▽
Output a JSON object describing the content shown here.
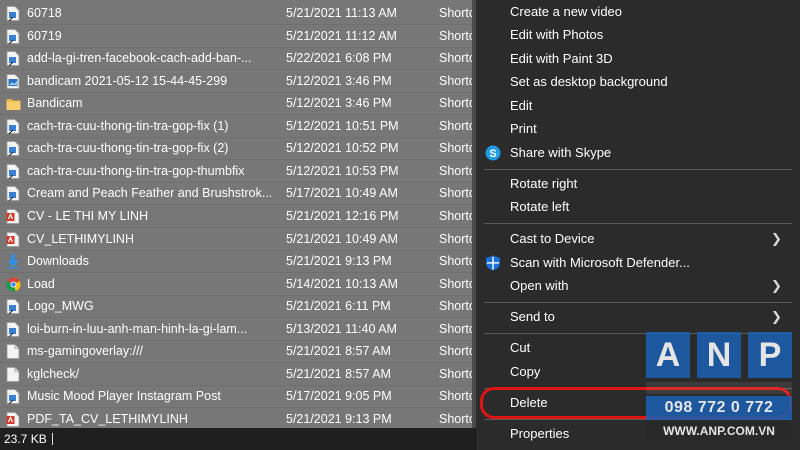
{
  "files": [
    {
      "name": "60718",
      "date": "5/21/2021 11:13 AM",
      "type": "Shortcut",
      "icon": "doc-shortcut-icon"
    },
    {
      "name": "60719",
      "date": "5/21/2021 11:12 AM",
      "type": "Shortcut",
      "icon": "doc-shortcut-icon"
    },
    {
      "name": "add-la-gi-tren-facebook-cach-add-ban-...",
      "date": "5/22/2021 6:08 PM",
      "type": "Shortcut",
      "icon": "doc-shortcut-icon"
    },
    {
      "name": "bandicam 2021-05-12 15-44-45-299",
      "date": "5/12/2021 3:46 PM",
      "type": "Shortcut",
      "icon": "image-shortcut-icon"
    },
    {
      "name": "Bandicam",
      "date": "5/12/2021 3:46 PM",
      "type": "Shortcut",
      "icon": "folder-icon"
    },
    {
      "name": "cach-tra-cuu-thong-tin-tra-gop-fix (1)",
      "date": "5/12/2021 10:51 PM",
      "type": "Shortcut",
      "icon": "doc-shortcut-icon"
    },
    {
      "name": "cach-tra-cuu-thong-tin-tra-gop-fix (2)",
      "date": "5/12/2021 10:52 PM",
      "type": "Shortcut",
      "icon": "doc-shortcut-icon"
    },
    {
      "name": "cach-tra-cuu-thong-tin-tra-gop-thumbfix",
      "date": "5/12/2021 10:53 PM",
      "type": "Shortcut",
      "icon": "doc-shortcut-icon"
    },
    {
      "name": "Cream and Peach Feather and Brushstrok...",
      "date": "5/17/2021 10:49 AM",
      "type": "Shortcut",
      "icon": "doc-shortcut-icon"
    },
    {
      "name": "CV - LE THI MY LINH",
      "date": "5/21/2021 12:16 PM",
      "type": "Shortcut",
      "icon": "pdf-icon"
    },
    {
      "name": "CV_LETHIMYLINH",
      "date": "5/21/2021 10:49 AM",
      "type": "Shortcut",
      "icon": "pdf-icon"
    },
    {
      "name": "Downloads",
      "date": "5/21/2021 9:13 PM",
      "type": "Shortcut",
      "icon": "download-arrow-icon"
    },
    {
      "name": "Load",
      "date": "5/14/2021 10:13 AM",
      "type": "Shortcut",
      "icon": "chrome-icon"
    },
    {
      "name": "Logo_MWG",
      "date": "5/21/2021 6:11 PM",
      "type": "Shortcut",
      "icon": "doc-shortcut-icon"
    },
    {
      "name": "loi-burn-in-luu-anh-man-hinh-la-gi-lam...",
      "date": "5/13/2021 11:40 AM",
      "type": "Shortcut",
      "icon": "doc-shortcut-icon"
    },
    {
      "name": "ms-gamingoverlay:///",
      "date": "5/21/2021 8:57 AM",
      "type": "Shortcut",
      "icon": "blank-doc-icon"
    },
    {
      "name": "kglcheck/",
      "date": "5/21/2021 8:57 AM",
      "type": "Shortcut",
      "icon": "blank-doc-icon"
    },
    {
      "name": "Music Mood Player Instagram Post",
      "date": "5/17/2021 9:05 PM",
      "type": "Shortcut",
      "icon": "doc-shortcut-icon"
    },
    {
      "name": "PDF_TA_CV_LETHIMYLINH",
      "date": "5/21/2021 9:13 PM",
      "type": "Shortcut",
      "icon": "pdf-icon"
    }
  ],
  "status_bar": {
    "selection_size": "23.7 KB"
  },
  "context_menu": {
    "create_new_video": "Create a new video",
    "edit_with_photos": "Edit with Photos",
    "edit_with_paint3d": "Edit with Paint 3D",
    "set_desktop_background": "Set as desktop background",
    "edit": "Edit",
    "print": "Print",
    "share_with_skype": "Share with Skype",
    "rotate_right": "Rotate right",
    "rotate_left": "Rotate left",
    "cast_to_device": "Cast to Device",
    "scan_defender": "Scan with Microsoft Defender...",
    "open_with": "Open with",
    "send_to": "Send to",
    "cut": "Cut",
    "copy": "Copy",
    "delete": "Delete",
    "properties": "Properties"
  },
  "watermark": {
    "letters": [
      "A",
      "N",
      "P"
    ],
    "phone": "098 772 0 772",
    "website": "WWW.ANP.COM.VN"
  },
  "colors": {
    "list_background": "#777777",
    "menu_background": "#2b2b2b",
    "highlight": "#e01414",
    "watermark_blue": "#1c5fb0",
    "skype_blue": "#1e9be5"
  }
}
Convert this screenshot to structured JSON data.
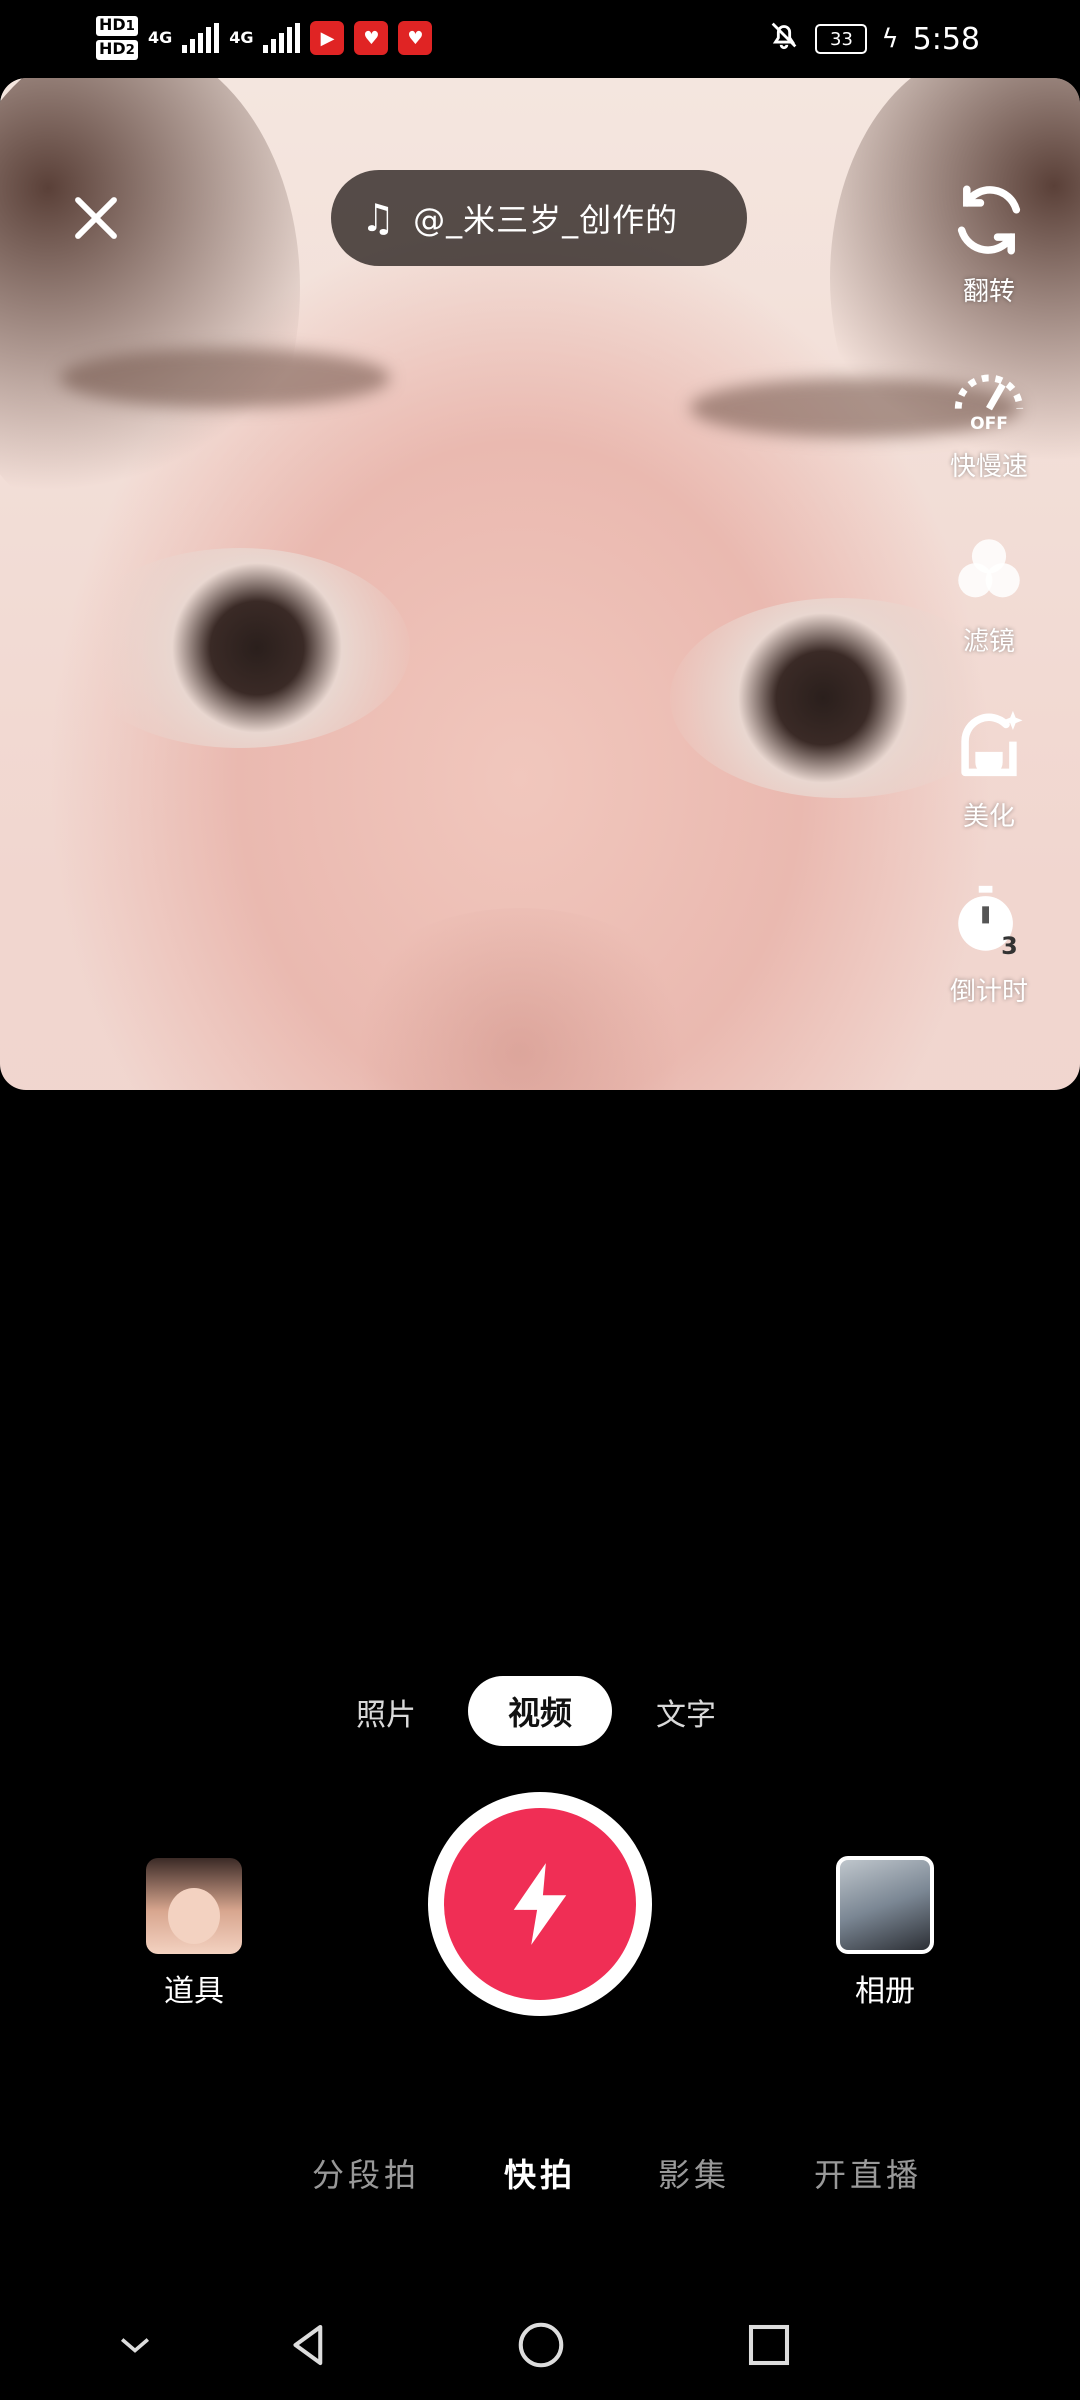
{
  "status_bar": {
    "hd1": "HD",
    "hd1_sub": "1",
    "hd2": "HD",
    "hd2_sub": "2",
    "net1": "4G",
    "net2": "4G",
    "battery": "33",
    "time": "5:58",
    "icons": [
      "signal-icon",
      "video-app-icon",
      "heart-app-icon",
      "heart-app-icon",
      "mute-bell-icon",
      "battery-icon",
      "charging-icon"
    ]
  },
  "top_bar": {
    "close_icon": "close-icon",
    "music_icon": "music-note-icon",
    "music_text": "@_米三岁_创作的"
  },
  "side_tools": [
    {
      "icon": "flip-camera-icon",
      "label": "翻转"
    },
    {
      "icon": "speed-gauge-icon",
      "label": "快慢速",
      "badge": "OFF"
    },
    {
      "icon": "filter-icon",
      "label": "滤镜"
    },
    {
      "icon": "beautify-icon",
      "label": "美化"
    },
    {
      "icon": "timer-icon",
      "label": "倒计时",
      "badge": "3"
    }
  ],
  "modes": {
    "photo": "照片",
    "video": "视频",
    "text": "文字",
    "selected": "视频"
  },
  "capture_row": {
    "props_label": "道具",
    "album_label": "相册",
    "shutter_icon": "lightning-icon"
  },
  "bottom_tabs": [
    {
      "label": "分段拍",
      "active": false
    },
    {
      "label": "快拍",
      "active": true
    },
    {
      "label": "影集",
      "active": false
    },
    {
      "label": "开直播",
      "active": false
    }
  ],
  "nav_bar": [
    "collapse-icon",
    "back-icon",
    "home-icon",
    "recents-icon"
  ]
}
△
* Description of the task: Pictures are not part of the copy; output everything else in the records exactly.

* Reply:
Output a JSON object describing the content shown here.
{
  "files": [
    {
      "name": "60718",
      "date": "5/21/2021 11:13 AM",
      "type": "Shortcut",
      "icon": "doc-shortcut-icon"
    },
    {
      "name": "60719",
      "date": "5/21/2021 11:12 AM",
      "type": "Shortcut",
      "icon": "doc-shortcut-icon"
    },
    {
      "name": "add-la-gi-tren-facebook-cach-add-ban-...",
      "date": "5/22/2021 6:08 PM",
      "type": "Shortcut",
      "icon": "doc-shortcut-icon"
    },
    {
      "name": "bandicam 2021-05-12 15-44-45-299",
      "date": "5/12/2021 3:46 PM",
      "type": "Shortcut",
      "icon": "image-shortcut-icon"
    },
    {
      "name": "Bandicam",
      "date": "5/12/2021 3:46 PM",
      "type": "Shortcut",
      "icon": "folder-icon"
    },
    {
      "name": "cach-tra-cuu-thong-tin-tra-gop-fix (1)",
      "date": "5/12/2021 10:51 PM",
      "type": "Shortcut",
      "icon": "doc-shortcut-icon"
    },
    {
      "name": "cach-tra-cuu-thong-tin-tra-gop-fix (2)",
      "date": "5/12/2021 10:52 PM",
      "type": "Shortcut",
      "icon": "doc-shortcut-icon"
    },
    {
      "name": "cach-tra-cuu-thong-tin-tra-gop-thumbfix",
      "date": "5/12/2021 10:53 PM",
      "type": "Shortcut",
      "icon": "doc-shortcut-icon"
    },
    {
      "name": "Cream and Peach Feather and Brushstrok...",
      "date": "5/17/2021 10:49 AM",
      "type": "Shortcut",
      "icon": "doc-shortcut-icon"
    },
    {
      "name": "CV - LE THI MY LINH",
      "date": "5/21/2021 12:16 PM",
      "type": "Shortcut",
      "icon": "pdf-icon"
    },
    {
      "name": "CV_LETHIMYLINH",
      "date": "5/21/2021 10:49 AM",
      "type": "Shortcut",
      "icon": "pdf-icon"
    },
    {
      "name": "Downloads",
      "date": "5/21/2021 9:13 PM",
      "type": "Shortcut",
      "icon": "download-arrow-icon"
    },
    {
      "name": "Load",
      "date": "5/14/2021 10:13 AM",
      "type": "Shortcut",
      "icon": "chrome-icon"
    },
    {
      "name": "Logo_MWG",
      "date": "5/21/2021 6:11 PM",
      "type": "Shortcut",
      "icon": "doc-shortcut-icon"
    },
    {
      "name": "loi-burn-in-luu-anh-man-hinh-la-gi-lam...",
      "date": "5/13/2021 11:40 AM",
      "type": "Shortcut",
      "icon": "doc-shortcut-icon"
    },
    {
      "name": "ms-gamingoverlay:///",
      "date": "5/21/2021 8:57 AM",
      "type": "Shortcut",
      "icon": "blank-doc-icon"
    },
    {
      "name": "kglcheck/",
      "date": "5/21/2021 8:57 AM",
      "type": "Shortcut",
      "icon": "blank-doc-icon"
    },
    {
      "name": "Music Mood Player Instagram Post",
      "date": "5/17/2021 9:05 PM",
      "type": "Shortcut",
      "icon": "doc-shortcut-icon"
    },
    {
      "name": "PDF_TA_CV_LETHIMYLINH",
      "date": "5/21/2021 9:13 PM",
      "type": "Shortcut",
      "icon": "pdf-icon"
    }
  ],
  "status_bar": {
    "selection_size": "23.7 KB"
  },
  "context_menu": {
    "create_new_video": "Create a new video",
    "edit_with_photos": "Edit with Photos",
    "edit_with_paint3d": "Edit with Paint 3D",
    "set_desktop_background": "Set as desktop background",
    "edit": "Edit",
    "print": "Print",
    "share_with_skype": "Share with Skype",
    "rotate_right": "Rotate right",
    "rotate_left": "Rotate left",
    "cast_to_device": "Cast to Device",
    "scan_defender": "Scan with Microsoft Defender...",
    "open_with": "Open with",
    "send_to": "Send to",
    "cut": "Cut",
    "copy": "Copy",
    "delete": "Delete",
    "properties": "Properties"
  },
  "watermark": {
    "letters": [
      "A",
      "N",
      "P"
    ],
    "phone": "098 772 0 772",
    "website": "WWW.ANP.COM.VN"
  },
  "colors": {
    "list_background": "#777777",
    "menu_background": "#2b2b2b",
    "highlight": "#e01414",
    "watermark_blue": "#1c5fb0",
    "skype_blue": "#1e9be5"
  }
}
Convert this screenshot to structured JSON data.
{
  "status_bar": {
    "hd1": "HD",
    "hd1_sub": "1",
    "hd2": "HD",
    "hd2_sub": "2",
    "net1": "4G",
    "net2": "4G",
    "battery": "33",
    "time": "5:58",
    "icons": [
      "signal-icon",
      "video-app-icon",
      "heart-app-icon",
      "heart-app-icon",
      "mute-bell-icon",
      "battery-icon",
      "charging-icon"
    ]
  },
  "top_bar": {
    "close_icon": "close-icon",
    "music_icon": "music-note-icon",
    "music_text": "@_米三岁_创作的"
  },
  "side_tools": [
    {
      "icon": "flip-camera-icon",
      "label": "翻转"
    },
    {
      "icon": "speed-gauge-icon",
      "label": "快慢速",
      "badge": "OFF"
    },
    {
      "icon": "filter-icon",
      "label": "滤镜"
    },
    {
      "icon": "beautify-icon",
      "label": "美化"
    },
    {
      "icon": "timer-icon",
      "label": "倒计时",
      "badge": "3"
    }
  ],
  "modes": {
    "photo": "照片",
    "video": "视频",
    "text": "文字",
    "selected": "视频"
  },
  "capture_row": {
    "props_label": "道具",
    "album_label": "相册",
    "shutter_icon": "lightning-icon"
  },
  "bottom_tabs": [
    {
      "label": "分段拍",
      "active": false
    },
    {
      "label": "快拍",
      "active": true
    },
    {
      "label": "影集",
      "active": false
    },
    {
      "label": "开直播",
      "active": false
    }
  ],
  "nav_bar": [
    "collapse-icon",
    "back-icon",
    "home-icon",
    "recents-icon"
  ]
}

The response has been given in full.